Look through the material and tally each line bearing the word "cubes". Give only the total.

* **Dataset excerpt**
[Begin]

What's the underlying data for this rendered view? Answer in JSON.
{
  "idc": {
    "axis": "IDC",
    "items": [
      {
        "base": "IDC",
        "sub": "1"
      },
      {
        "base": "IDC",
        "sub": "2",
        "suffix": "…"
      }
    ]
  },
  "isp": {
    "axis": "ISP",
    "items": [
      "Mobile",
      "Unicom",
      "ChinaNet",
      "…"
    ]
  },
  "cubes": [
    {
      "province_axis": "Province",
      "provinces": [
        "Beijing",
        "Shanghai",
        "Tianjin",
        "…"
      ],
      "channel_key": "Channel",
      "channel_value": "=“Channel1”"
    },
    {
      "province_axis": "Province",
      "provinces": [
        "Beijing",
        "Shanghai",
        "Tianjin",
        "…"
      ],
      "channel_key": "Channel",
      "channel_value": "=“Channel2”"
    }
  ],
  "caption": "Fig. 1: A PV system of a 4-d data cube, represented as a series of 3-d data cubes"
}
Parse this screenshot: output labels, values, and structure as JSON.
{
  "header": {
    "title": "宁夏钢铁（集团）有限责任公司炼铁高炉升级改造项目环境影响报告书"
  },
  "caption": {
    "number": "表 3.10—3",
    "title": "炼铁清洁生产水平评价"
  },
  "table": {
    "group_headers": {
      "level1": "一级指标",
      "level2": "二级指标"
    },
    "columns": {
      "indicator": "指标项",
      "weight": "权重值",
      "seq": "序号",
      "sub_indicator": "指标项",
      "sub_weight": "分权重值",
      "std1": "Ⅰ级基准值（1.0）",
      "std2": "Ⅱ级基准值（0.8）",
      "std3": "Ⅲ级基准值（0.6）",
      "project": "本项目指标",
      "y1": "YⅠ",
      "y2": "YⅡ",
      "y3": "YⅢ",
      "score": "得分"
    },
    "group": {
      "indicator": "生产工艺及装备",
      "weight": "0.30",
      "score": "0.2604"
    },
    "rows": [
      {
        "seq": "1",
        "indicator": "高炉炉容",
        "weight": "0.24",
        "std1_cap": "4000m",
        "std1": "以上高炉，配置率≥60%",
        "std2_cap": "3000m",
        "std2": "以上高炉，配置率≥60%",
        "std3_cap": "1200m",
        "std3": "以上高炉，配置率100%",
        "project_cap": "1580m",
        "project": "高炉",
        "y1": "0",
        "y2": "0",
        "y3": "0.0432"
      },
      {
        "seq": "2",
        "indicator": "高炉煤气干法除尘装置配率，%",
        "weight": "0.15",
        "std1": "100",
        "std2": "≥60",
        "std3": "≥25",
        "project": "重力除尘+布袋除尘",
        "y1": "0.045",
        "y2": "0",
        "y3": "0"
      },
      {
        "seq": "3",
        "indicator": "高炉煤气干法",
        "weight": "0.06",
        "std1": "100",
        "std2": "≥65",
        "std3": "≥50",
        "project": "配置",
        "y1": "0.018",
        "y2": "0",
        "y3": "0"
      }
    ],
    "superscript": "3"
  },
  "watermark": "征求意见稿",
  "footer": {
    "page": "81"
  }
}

[End]

* **RESULT FOR THIS EXERCISE**
2